▶ STATED PROBLEM
Copy each line that contains the string "переговоры".
---- RECORD EXCERPTS
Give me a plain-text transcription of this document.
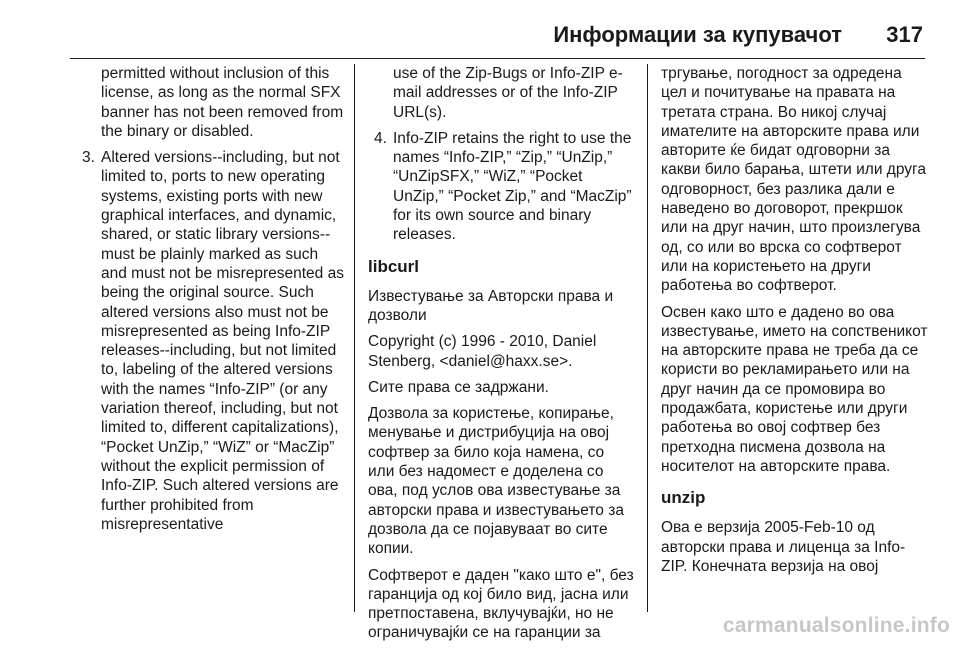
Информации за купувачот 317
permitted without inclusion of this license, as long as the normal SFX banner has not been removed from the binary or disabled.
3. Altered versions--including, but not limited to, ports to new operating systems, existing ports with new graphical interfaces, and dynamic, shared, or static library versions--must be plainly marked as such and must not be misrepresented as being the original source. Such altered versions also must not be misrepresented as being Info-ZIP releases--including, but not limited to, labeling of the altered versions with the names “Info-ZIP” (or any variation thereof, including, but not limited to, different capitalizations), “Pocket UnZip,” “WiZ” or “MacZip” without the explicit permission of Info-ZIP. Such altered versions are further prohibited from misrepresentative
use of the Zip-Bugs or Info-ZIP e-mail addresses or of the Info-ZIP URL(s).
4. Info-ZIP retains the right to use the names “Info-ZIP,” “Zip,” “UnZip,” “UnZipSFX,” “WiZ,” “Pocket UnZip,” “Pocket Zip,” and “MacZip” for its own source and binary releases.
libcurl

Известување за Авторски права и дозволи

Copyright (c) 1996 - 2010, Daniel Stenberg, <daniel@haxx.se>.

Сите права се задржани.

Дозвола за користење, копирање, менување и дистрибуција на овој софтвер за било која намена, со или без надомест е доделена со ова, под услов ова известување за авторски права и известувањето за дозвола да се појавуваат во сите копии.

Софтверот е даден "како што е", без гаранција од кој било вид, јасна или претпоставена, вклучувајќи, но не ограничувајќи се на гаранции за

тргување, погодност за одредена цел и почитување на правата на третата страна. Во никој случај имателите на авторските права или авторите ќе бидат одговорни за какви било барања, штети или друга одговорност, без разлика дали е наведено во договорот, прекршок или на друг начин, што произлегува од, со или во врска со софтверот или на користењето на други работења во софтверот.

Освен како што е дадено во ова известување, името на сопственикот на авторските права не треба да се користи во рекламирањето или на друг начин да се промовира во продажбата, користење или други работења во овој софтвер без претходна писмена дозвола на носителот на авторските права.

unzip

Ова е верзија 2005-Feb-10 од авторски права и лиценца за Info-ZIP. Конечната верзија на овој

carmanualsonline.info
--------
---- RECORD EXCERPTS
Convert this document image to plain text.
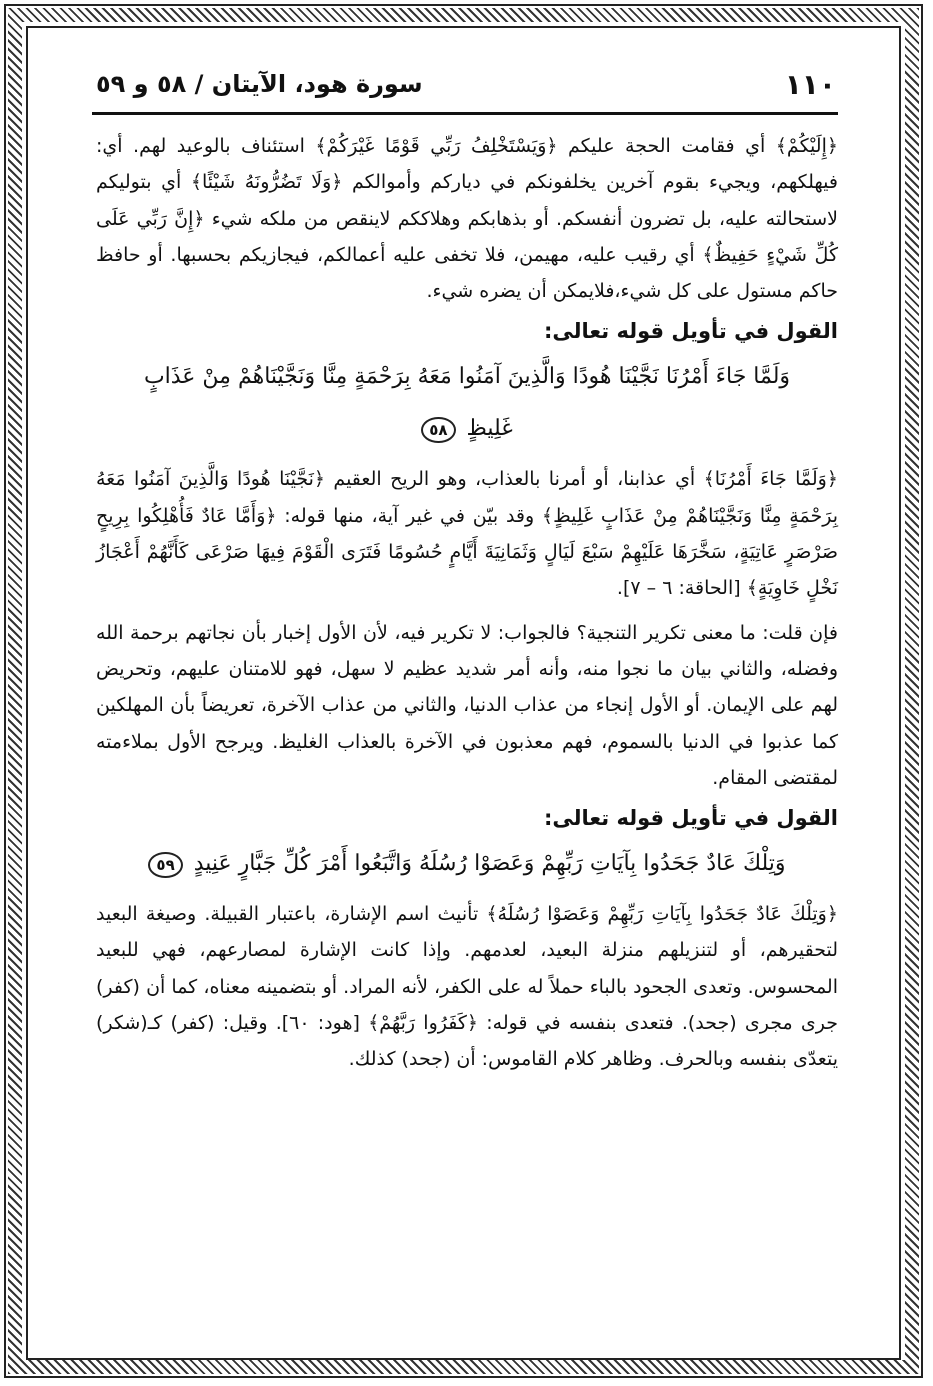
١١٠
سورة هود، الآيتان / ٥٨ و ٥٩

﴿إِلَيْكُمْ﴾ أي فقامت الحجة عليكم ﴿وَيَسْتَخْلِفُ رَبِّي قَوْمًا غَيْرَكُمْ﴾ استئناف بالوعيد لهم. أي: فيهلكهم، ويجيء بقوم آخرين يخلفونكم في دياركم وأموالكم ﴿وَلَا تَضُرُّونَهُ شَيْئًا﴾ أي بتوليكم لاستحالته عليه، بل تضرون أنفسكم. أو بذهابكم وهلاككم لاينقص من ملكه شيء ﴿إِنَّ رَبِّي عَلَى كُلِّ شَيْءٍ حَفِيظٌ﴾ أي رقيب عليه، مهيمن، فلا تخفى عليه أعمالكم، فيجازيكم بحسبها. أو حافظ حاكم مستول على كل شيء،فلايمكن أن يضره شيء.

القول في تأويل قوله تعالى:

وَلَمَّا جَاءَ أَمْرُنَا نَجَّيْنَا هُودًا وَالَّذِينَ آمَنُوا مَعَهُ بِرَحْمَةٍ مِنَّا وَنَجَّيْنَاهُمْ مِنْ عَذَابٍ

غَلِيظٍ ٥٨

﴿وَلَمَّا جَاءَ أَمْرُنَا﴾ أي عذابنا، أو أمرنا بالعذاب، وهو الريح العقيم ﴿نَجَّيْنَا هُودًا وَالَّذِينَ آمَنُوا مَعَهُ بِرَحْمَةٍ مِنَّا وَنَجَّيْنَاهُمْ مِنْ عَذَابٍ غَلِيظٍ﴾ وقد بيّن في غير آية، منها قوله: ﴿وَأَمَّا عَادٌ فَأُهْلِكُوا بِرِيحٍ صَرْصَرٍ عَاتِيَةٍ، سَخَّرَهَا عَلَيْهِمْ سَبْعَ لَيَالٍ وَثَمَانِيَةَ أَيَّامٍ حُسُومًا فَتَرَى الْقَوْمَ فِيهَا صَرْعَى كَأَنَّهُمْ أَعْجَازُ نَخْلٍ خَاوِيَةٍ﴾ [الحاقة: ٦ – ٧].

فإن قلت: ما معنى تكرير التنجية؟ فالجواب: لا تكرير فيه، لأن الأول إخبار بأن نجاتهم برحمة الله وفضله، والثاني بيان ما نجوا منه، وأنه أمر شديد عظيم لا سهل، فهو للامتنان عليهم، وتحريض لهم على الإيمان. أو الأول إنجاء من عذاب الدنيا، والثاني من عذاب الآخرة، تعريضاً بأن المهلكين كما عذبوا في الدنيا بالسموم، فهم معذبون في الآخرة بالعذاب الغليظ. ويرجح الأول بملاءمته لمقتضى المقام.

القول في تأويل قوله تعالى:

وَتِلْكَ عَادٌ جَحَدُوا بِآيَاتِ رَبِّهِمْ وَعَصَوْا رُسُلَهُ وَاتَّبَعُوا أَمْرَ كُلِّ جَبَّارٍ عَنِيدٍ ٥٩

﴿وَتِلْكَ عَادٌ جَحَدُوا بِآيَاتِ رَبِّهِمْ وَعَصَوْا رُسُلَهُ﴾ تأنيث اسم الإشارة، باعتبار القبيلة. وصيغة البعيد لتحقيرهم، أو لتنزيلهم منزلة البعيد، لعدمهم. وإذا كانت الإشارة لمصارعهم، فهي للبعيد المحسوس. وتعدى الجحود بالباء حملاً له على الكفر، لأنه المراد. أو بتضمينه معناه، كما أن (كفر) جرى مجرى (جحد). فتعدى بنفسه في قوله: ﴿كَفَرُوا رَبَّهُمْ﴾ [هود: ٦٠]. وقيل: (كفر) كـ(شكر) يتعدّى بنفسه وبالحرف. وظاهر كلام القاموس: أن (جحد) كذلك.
--------
---- RECORD EXCERPTS
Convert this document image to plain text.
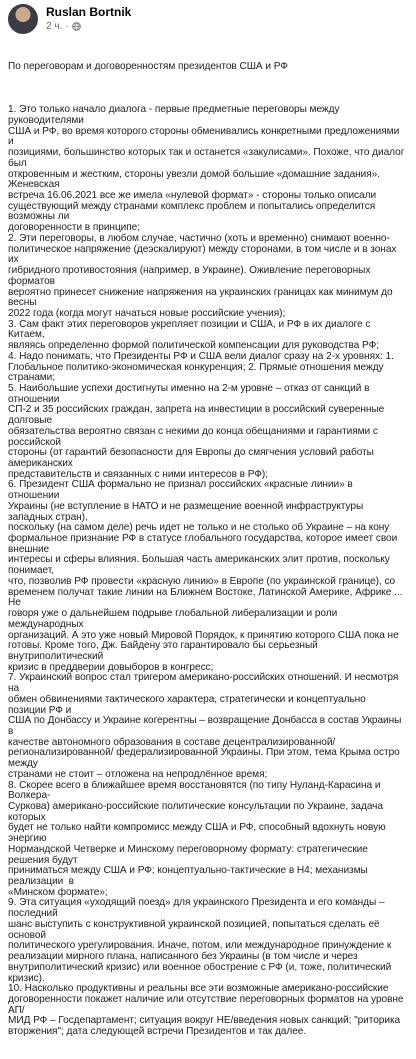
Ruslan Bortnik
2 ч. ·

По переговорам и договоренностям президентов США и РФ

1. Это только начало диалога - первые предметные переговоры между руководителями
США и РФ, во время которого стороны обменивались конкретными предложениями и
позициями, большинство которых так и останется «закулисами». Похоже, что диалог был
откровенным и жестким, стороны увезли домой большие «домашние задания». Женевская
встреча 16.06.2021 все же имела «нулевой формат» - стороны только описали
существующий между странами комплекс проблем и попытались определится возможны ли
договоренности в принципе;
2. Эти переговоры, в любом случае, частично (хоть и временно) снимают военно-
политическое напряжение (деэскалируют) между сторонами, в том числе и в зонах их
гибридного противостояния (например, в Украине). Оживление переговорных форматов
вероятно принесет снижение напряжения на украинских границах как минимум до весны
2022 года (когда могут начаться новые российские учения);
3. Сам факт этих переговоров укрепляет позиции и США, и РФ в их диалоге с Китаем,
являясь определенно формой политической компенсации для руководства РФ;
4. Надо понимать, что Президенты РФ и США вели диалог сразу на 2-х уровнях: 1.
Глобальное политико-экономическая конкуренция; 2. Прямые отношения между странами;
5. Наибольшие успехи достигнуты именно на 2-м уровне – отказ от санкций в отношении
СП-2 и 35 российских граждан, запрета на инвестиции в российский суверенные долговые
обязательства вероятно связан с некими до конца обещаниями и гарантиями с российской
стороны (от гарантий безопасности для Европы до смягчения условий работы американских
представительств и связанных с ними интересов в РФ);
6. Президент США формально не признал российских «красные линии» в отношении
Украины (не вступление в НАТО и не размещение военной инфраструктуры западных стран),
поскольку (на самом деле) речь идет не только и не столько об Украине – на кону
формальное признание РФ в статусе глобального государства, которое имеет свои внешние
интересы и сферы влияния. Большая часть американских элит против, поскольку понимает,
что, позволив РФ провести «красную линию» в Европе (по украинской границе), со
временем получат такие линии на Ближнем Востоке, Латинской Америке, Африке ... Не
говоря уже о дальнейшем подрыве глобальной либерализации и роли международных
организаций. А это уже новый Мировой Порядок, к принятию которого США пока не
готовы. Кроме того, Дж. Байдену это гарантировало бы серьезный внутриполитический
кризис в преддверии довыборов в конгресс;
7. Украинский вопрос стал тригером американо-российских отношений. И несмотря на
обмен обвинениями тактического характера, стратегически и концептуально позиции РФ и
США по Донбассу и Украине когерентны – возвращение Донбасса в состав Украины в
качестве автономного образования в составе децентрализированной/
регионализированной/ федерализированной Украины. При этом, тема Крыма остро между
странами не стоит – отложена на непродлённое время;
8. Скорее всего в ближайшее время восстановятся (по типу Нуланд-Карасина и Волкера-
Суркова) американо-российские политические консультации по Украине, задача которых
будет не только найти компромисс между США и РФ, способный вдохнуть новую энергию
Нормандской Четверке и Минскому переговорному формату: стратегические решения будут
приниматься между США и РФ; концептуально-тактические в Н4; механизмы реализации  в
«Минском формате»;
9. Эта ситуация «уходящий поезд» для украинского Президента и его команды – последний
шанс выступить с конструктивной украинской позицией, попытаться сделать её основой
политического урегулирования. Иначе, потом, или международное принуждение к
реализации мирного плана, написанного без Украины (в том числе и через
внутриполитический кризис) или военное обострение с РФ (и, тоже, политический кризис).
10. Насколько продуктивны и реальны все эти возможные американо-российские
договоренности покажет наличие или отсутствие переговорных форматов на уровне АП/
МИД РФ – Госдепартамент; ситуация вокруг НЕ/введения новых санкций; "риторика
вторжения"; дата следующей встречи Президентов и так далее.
--------
▶ EXERCISE RESULT
1. Это только начало диалога - первые предметные переговоры между руководителями
2. Эти переговоры, в любом случае, частично (хоть и временно) снимают военно-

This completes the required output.